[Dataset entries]
◆ ◆ ◆ ◆ ◆ ◆ ◆

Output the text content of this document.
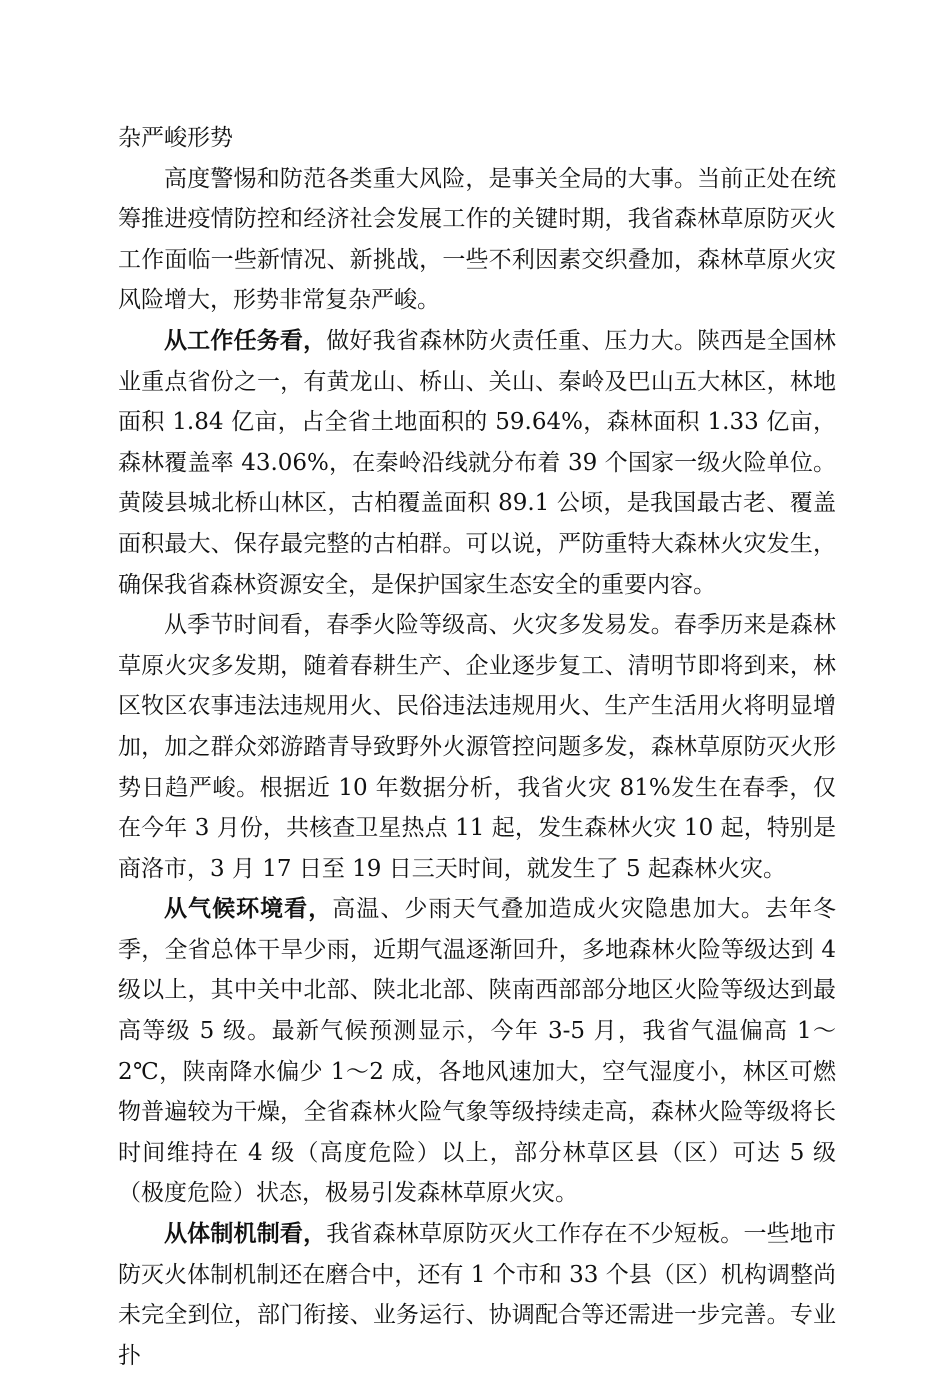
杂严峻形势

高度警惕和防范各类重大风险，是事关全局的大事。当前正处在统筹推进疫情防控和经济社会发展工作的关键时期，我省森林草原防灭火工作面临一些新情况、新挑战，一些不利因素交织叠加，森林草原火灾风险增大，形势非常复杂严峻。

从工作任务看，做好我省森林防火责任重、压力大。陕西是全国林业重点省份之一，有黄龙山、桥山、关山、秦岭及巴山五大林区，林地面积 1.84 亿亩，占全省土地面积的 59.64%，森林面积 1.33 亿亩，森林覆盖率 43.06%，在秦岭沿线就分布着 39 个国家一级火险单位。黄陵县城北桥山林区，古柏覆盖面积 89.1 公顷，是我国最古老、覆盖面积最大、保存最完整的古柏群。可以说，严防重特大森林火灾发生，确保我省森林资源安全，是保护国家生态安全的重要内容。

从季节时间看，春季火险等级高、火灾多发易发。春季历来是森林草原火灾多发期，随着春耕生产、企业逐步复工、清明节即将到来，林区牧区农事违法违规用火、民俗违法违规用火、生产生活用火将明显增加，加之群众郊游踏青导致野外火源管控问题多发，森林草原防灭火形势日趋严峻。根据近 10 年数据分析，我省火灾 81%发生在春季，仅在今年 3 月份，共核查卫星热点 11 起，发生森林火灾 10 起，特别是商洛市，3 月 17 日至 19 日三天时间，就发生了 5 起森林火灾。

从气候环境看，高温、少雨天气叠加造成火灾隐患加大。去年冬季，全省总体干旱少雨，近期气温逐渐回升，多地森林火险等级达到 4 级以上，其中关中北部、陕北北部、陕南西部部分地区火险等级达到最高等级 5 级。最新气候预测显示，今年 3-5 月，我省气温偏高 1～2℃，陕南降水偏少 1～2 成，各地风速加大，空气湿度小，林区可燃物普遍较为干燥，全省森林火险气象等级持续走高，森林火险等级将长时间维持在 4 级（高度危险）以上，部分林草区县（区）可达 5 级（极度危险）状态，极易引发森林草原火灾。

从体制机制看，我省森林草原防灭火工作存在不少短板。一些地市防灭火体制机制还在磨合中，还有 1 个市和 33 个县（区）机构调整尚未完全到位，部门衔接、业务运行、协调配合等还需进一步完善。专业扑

◆ ◆ ◆ ◆ ◆ ◆ ◆

## The problem
Give back every line exactly as it stands, pictures excluded.

## Answer to the exercise
Output the text content of this document.
杂严峻形势

高度警惕和防范各类重大风险，是事关全局的大事。当前正处在统筹推进疫情防控和经济社会发展工作的关键时期，我省森林草原防灭火工作面临一些新情况、新挑战，一些不利因素交织叠加，森林草原火灾风险增大，形势非常复杂严峻。

从工作任务看，做好我省森林防火责任重、压力大。陕西是全国林业重点省份之一，有黄龙山、桥山、关山、秦岭及巴山五大林区，林地面积 1.84 亿亩，占全省土地面积的 59.64%，森林面积 1.33 亿亩，森林覆盖率 43.06%，在秦岭沿线就分布着 39 个国家一级火险单位。黄陵县城北桥山林区，古柏覆盖面积 89.1 公顷，是我国最古老、覆盖面积最大、保存最完整的古柏群。可以说，严防重特大森林火灾发生，确保我省森林资源安全，是保护国家生态安全的重要内容。

从季节时间看，春季火险等级高、火灾多发易发。春季历来是森林草原火灾多发期，随着春耕生产、企业逐步复工、清明节即将到来，林区牧区农事违法违规用火、民俗违法违规用火、生产生活用火将明显增加，加之群众郊游踏青导致野外火源管控问题多发，森林草原防灭火形势日趋严峻。根据近 10 年数据分析，我省火灾 81%发生在春季，仅在今年 3 月份，共核查卫星热点 11 起，发生森林火灾 10 起，特别是商洛市，3 月 17 日至 19 日三天时间，就发生了 5 起森林火灾。

从气候环境看，高温、少雨天气叠加造成火灾隐患加大。去年冬季，全省总体干旱少雨，近期气温逐渐回升，多地森林火险等级达到 4 级以上，其中关中北部、陕北北部、陕南西部部分地区火险等级达到最高等级 5 级。最新气候预测显示，今年 3-5 月，我省气温偏高 1～2℃，陕南降水偏少 1～2 成，各地风速加大，空气湿度小，林区可燃物普遍较为干燥，全省森林火险气象等级持续走高，森林火险等级将长时间维持在 4 级（高度危险）以上，部分林草区县（区）可达 5 级（极度危险）状态，极易引发森林草原火灾。

从体制机制看，我省森林草原防灭火工作存在不少短板。一些地市防灭火体制机制还在磨合中，还有 1 个市和 33 个县（区）机构调整尚未完全到位，部门衔接、业务运行、协调配合等还需进一步完善。专业扑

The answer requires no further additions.